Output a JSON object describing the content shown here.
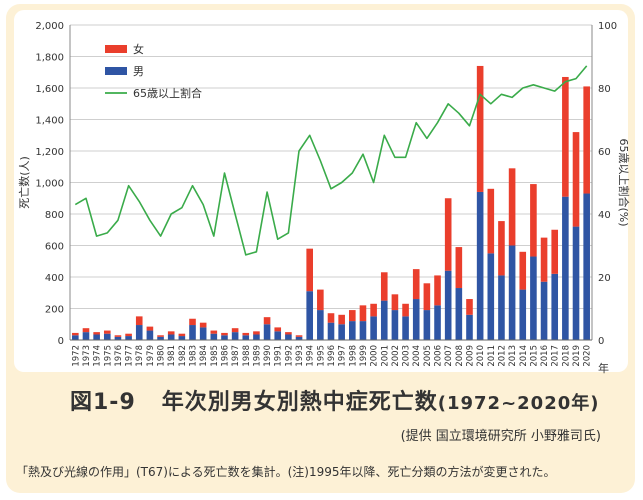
{
  "figure": {
    "title_prefix": "図1-9",
    "title_main": "年次別男女別熱中症死亡数",
    "title_years": "(1972~2020年)",
    "credit": "(提供 国立環境研究所 小野雅司氏)",
    "note": "「熱及び光線の作用」(T67)による死亡数を集計。(注)1995年以降、死亡分類の方法が変更された。"
  },
  "chart_data": {
    "type": "bar",
    "stacked": true,
    "ylabel": "死亡数(人)",
    "y2label": "65歳以上割合(%)",
    "xlabel": "年",
    "ylim": [
      0,
      2000
    ],
    "y2lim": [
      0,
      100
    ],
    "yticks": [
      "0",
      "200",
      "400",
      "600",
      "800",
      "1,000",
      "1,200",
      "1,400",
      "1,600",
      "1,800",
      "2,000"
    ],
    "y2ticks": [
      "0",
      "20",
      "40",
      "60",
      "80",
      "100"
    ],
    "grid": true,
    "legend_position": "top-left",
    "categories": [
      "1972",
      "1973",
      "1974",
      "1975",
      "1976",
      "1977",
      "1978",
      "1979",
      "1980",
      "1981",
      "1982",
      "1983",
      "1984",
      "1985",
      "1986",
      "1987",
      "1988",
      "1989",
      "1990",
      "1991",
      "1992",
      "1993",
      "1994",
      "1995",
      "1996",
      "1997",
      "1998",
      "1999",
      "2000",
      "2001",
      "2002",
      "2003",
      "2004",
      "2005",
      "2006",
      "2007",
      "2008",
      "2009",
      "2010",
      "2011",
      "2012",
      "2013",
      "2014",
      "2015",
      "2016",
      "2017",
      "2018",
      "2019",
      "2020"
    ],
    "series": [
      {
        "name": "男",
        "color": "#2f55a4",
        "values": [
          30,
          50,
          35,
          40,
          20,
          25,
          95,
          60,
          20,
          35,
          25,
          95,
          80,
          40,
          30,
          50,
          30,
          35,
          100,
          55,
          35,
          20,
          310,
          190,
          110,
          100,
          120,
          120,
          150,
          250,
          190,
          150,
          260,
          190,
          220,
          440,
          330,
          160,
          940,
          550,
          410,
          600,
          320,
          530,
          370,
          420,
          910,
          720,
          930
        ]
      },
      {
        "name": "女",
        "color": "#ea3e2c",
        "values": [
          15,
          25,
          15,
          20,
          10,
          15,
          55,
          25,
          10,
          20,
          15,
          40,
          30,
          20,
          15,
          25,
          15,
          20,
          45,
          25,
          15,
          10,
          270,
          130,
          60,
          60,
          70,
          100,
          80,
          180,
          100,
          80,
          190,
          170,
          190,
          460,
          260,
          100,
          800,
          410,
          345,
          490,
          240,
          460,
          280,
          280,
          760,
          600,
          680
        ]
      },
      {
        "name": "65歳以上割合",
        "type": "line",
        "axis": "right",
        "color": "#3aab4a",
        "values": [
          43,
          45,
          33,
          34,
          38,
          49,
          44,
          38,
          33,
          40,
          42,
          49,
          43,
          33,
          53,
          40,
          27,
          28,
          47,
          32,
          34,
          60,
          65,
          57,
          48,
          50,
          53,
          59,
          50,
          65,
          58,
          58,
          69,
          64,
          69,
          75,
          72,
          68,
          78,
          75,
          78,
          77,
          80,
          81,
          80,
          79,
          82,
          83,
          87
        ]
      }
    ]
  }
}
====
» GIVEN EXERCISE: Word for word, quote the lines above. Omit the pictures.

» RESULT OF THIS EXERCISE:
Output a JSON object describing the content shown here.
{
  "figure": {
    "title_prefix": "図1-9",
    "title_main": "年次別男女別熱中症死亡数",
    "title_years": "(1972~2020年)",
    "credit": "(提供 国立環境研究所 小野雅司氏)",
    "note": "「熱及び光線の作用」(T67)による死亡数を集計。(注)1995年以降、死亡分類の方法が変更された。"
  },
  "chart_data": {
    "type": "bar",
    "stacked": true,
    "ylabel": "死亡数(人)",
    "y2label": "65歳以上割合(%)",
    "xlabel": "年",
    "ylim": [
      0,
      2000
    ],
    "y2lim": [
      0,
      100
    ],
    "yticks": [
      "0",
      "200",
      "400",
      "600",
      "800",
      "1,000",
      "1,200",
      "1,400",
      "1,600",
      "1,800",
      "2,000"
    ],
    "y2ticks": [
      "0",
      "20",
      "40",
      "60",
      "80",
      "100"
    ],
    "grid": true,
    "legend_position": "top-left",
    "categories": [
      "1972",
      "1973",
      "1974",
      "1975",
      "1976",
      "1977",
      "1978",
      "1979",
      "1980",
      "1981",
      "1982",
      "1983",
      "1984",
      "1985",
      "1986",
      "1987",
      "1988",
      "1989",
      "1990",
      "1991",
      "1992",
      "1993",
      "1994",
      "1995",
      "1996",
      "1997",
      "1998",
      "1999",
      "2000",
      "2001",
      "2002",
      "2003",
      "2004",
      "2005",
      "2006",
      "2007",
      "2008",
      "2009",
      "2010",
      "2011",
      "2012",
      "2013",
      "2014",
      "2015",
      "2016",
      "2017",
      "2018",
      "2019",
      "2020"
    ],
    "series": [
      {
        "name": "男",
        "color": "#2f55a4",
        "values": [
          30,
          50,
          35,
          40,
          20,
          25,
          95,
          60,
          20,
          35,
          25,
          95,
          80,
          40,
          30,
          50,
          30,
          35,
          100,
          55,
          35,
          20,
          310,
          190,
          110,
          100,
          120,
          120,
          150,
          250,
          190,
          150,
          260,
          190,
          220,
          440,
          330,
          160,
          940,
          550,
          410,
          600,
          320,
          530,
          370,
          420,
          910,
          720,
          930
        ]
      },
      {
        "name": "女",
        "color": "#ea3e2c",
        "values": [
          15,
          25,
          15,
          20,
          10,
          15,
          55,
          25,
          10,
          20,
          15,
          40,
          30,
          20,
          15,
          25,
          15,
          20,
          45,
          25,
          15,
          10,
          270,
          130,
          60,
          60,
          70,
          100,
          80,
          180,
          100,
          80,
          190,
          170,
          190,
          460,
          260,
          100,
          800,
          410,
          345,
          490,
          240,
          460,
          280,
          280,
          760,
          600,
          680
        ]
      },
      {
        "name": "65歳以上割合",
        "type": "line",
        "axis": "right",
        "color": "#3aab4a",
        "values": [
          43,
          45,
          33,
          34,
          38,
          49,
          44,
          38,
          33,
          40,
          42,
          49,
          43,
          33,
          53,
          40,
          27,
          28,
          47,
          32,
          34,
          60,
          65,
          57,
          48,
          50,
          53,
          59,
          50,
          65,
          58,
          58,
          69,
          64,
          69,
          75,
          72,
          68,
          78,
          75,
          78,
          77,
          80,
          81,
          80,
          79,
          82,
          83,
          87
        ]
      }
    ]
  }
}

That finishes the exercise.